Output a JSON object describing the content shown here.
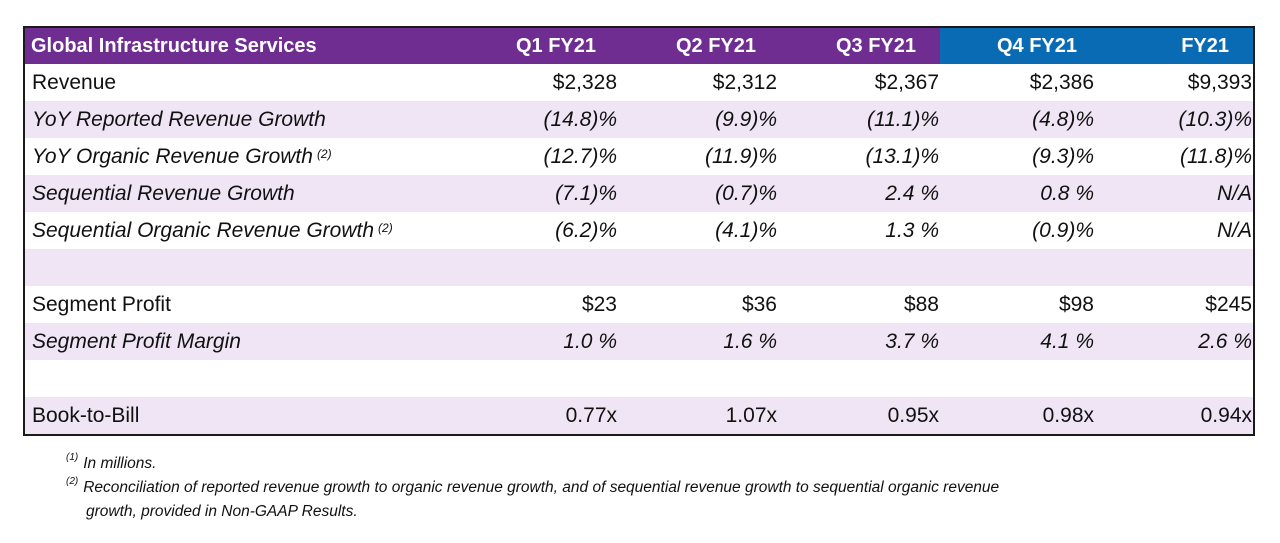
{
  "colors": {
    "header_purple": "#6f2c91",
    "header_blue": "#0a6bb5",
    "stripe": "#efe5f5",
    "border": "#1a1a1a"
  },
  "table": {
    "title": "Global Infrastructure Services",
    "columns": [
      "Q1 FY21",
      "Q2 FY21",
      "Q3 FY21",
      "Q4 FY21",
      "FY21"
    ],
    "rows": [
      {
        "label": "Revenue",
        "footnote": "",
        "italic": false,
        "values": [
          "$2,328",
          "$2,312",
          "$2,367",
          "$2,386",
          "$9,393"
        ]
      },
      {
        "label": "YoY Reported Revenue Growth",
        "footnote": "",
        "italic": true,
        "values": [
          "(14.8)%",
          "(9.9)%",
          "(11.1)%",
          "(4.8)%",
          "(10.3)%"
        ]
      },
      {
        "label": "YoY Organic Revenue Growth",
        "footnote": "(2)",
        "italic": true,
        "values": [
          "(12.7)%",
          "(11.9)%",
          "(13.1)%",
          "(9.3)%",
          "(11.8)%"
        ]
      },
      {
        "label": "Sequential Revenue Growth",
        "footnote": "",
        "italic": true,
        "values": [
          "(7.1)%",
          "(0.7)%",
          "2.4 %",
          "0.8 %",
          "N/A"
        ]
      },
      {
        "label": "Sequential Organic Revenue Growth",
        "footnote": "(2)",
        "italic": true,
        "values": [
          "(6.2)%",
          "(4.1)%",
          "1.3 %",
          "(0.9)%",
          "N/A"
        ]
      },
      {
        "label": "",
        "footnote": "",
        "italic": false,
        "values": [
          "",
          "",
          "",
          "",
          ""
        ]
      },
      {
        "label": "Segment Profit",
        "footnote": "",
        "italic": false,
        "values": [
          "$23",
          "$36",
          "$88",
          "$98",
          "$245"
        ]
      },
      {
        "label": "Segment Profit Margin",
        "footnote": "",
        "italic": true,
        "values": [
          "1.0 %",
          "1.6 %",
          "3.7 %",
          "4.1 %",
          "2.6 %"
        ]
      },
      {
        "label": "",
        "footnote": "",
        "italic": false,
        "values": [
          "",
          "",
          "",
          "",
          ""
        ]
      },
      {
        "label": "Book-to-Bill",
        "footnote": "",
        "italic": false,
        "values": [
          "0.77x",
          "1.07x",
          "0.95x",
          "0.98x",
          "0.94x"
        ]
      }
    ]
  },
  "footnotes": [
    {
      "marker": "(1)",
      "text": "In millions."
    },
    {
      "marker": "(2)",
      "text": "Reconciliation of reported revenue growth to organic revenue growth, and of sequential revenue growth to sequential organic revenue",
      "continuation": "growth, provided in Non-GAAP Results."
    }
  ]
}
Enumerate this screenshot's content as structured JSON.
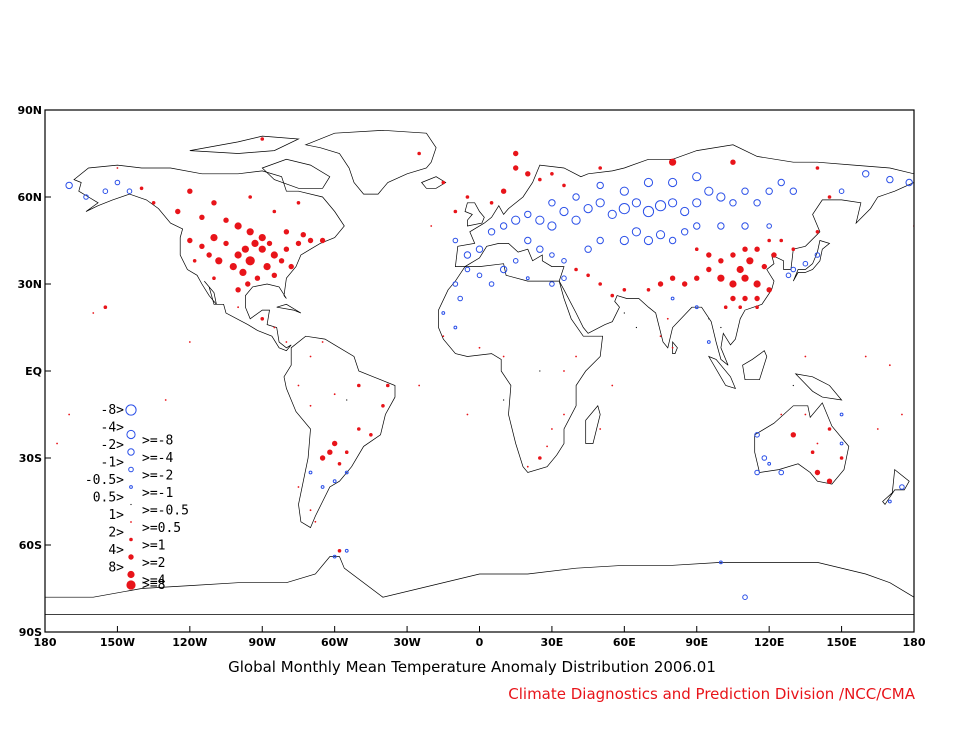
┄┄┄┄┄┄┄┄┄┄
> **PROBLEM DESCRIPTION**:
All the records need to be repeated exactly, with the images dropped.

> **TASK SOLUTION**:
Output a JSON object describing the content shown here.
{
  "colors": {
    "header_purple": "#6f2c91",
    "header_blue": "#0a6bb5",
    "stripe": "#efe5f5",
    "border": "#1a1a1a"
  },
  "table": {
    "title": "Global Infrastructure Services",
    "columns": [
      "Q1 FY21",
      "Q2 FY21",
      "Q3 FY21",
      "Q4 FY21",
      "FY21"
    ],
    "rows": [
      {
        "label": "Revenue",
        "footnote": "",
        "italic": false,
        "values": [
          "$2,328",
          "$2,312",
          "$2,367",
          "$2,386",
          "$9,393"
        ]
      },
      {
        "label": "YoY Reported Revenue Growth",
        "footnote": "",
        "italic": true,
        "values": [
          "(14.8)%",
          "(9.9)%",
          "(11.1)%",
          "(4.8)%",
          "(10.3)%"
        ]
      },
      {
        "label": "YoY Organic Revenue Growth",
        "footnote": "(2)",
        "italic": true,
        "values": [
          "(12.7)%",
          "(11.9)%",
          "(13.1)%",
          "(9.3)%",
          "(11.8)%"
        ]
      },
      {
        "label": "Sequential Revenue Growth",
        "footnote": "",
        "italic": true,
        "values": [
          "(7.1)%",
          "(0.7)%",
          "2.4 %",
          "0.8 %",
          "N/A"
        ]
      },
      {
        "label": "Sequential Organic Revenue Growth",
        "footnote": "(2)",
        "italic": true,
        "values": [
          "(6.2)%",
          "(4.1)%",
          "1.3 %",
          "(0.9)%",
          "N/A"
        ]
      },
      {
        "label": "",
        "footnote": "",
        "italic": false,
        "values": [
          "",
          "",
          "",
          "",
          ""
        ]
      },
      {
        "label": "Segment Profit",
        "footnote": "",
        "italic": false,
        "values": [
          "$23",
          "$36",
          "$88",
          "$98",
          "$245"
        ]
      },
      {
        "label": "Segment Profit Margin",
        "footnote": "",
        "italic": true,
        "values": [
          "1.0 %",
          "1.6 %",
          "3.7 %",
          "4.1 %",
          "2.6 %"
        ]
      },
      {
        "label": "",
        "footnote": "",
        "italic": false,
        "values": [
          "",
          "",
          "",
          "",
          ""
        ]
      },
      {
        "label": "Book-to-Bill",
        "footnote": "",
        "italic": false,
        "values": [
          "0.77x",
          "1.07x",
          "0.95x",
          "0.98x",
          "0.94x"
        ]
      }
    ]
  },
  "footnotes": [
    {
      "marker": "(1)",
      "text": "In millions."
    },
    {
      "marker": "(2)",
      "text": "Reconciliation of reported revenue growth to organic revenue growth, and of sequential revenue growth to sequential organic revenue",
      "continuation": "growth, provided in Non-GAAP Results."
    }
  ]
}
Enumerate this screenshot's content as structured JSON.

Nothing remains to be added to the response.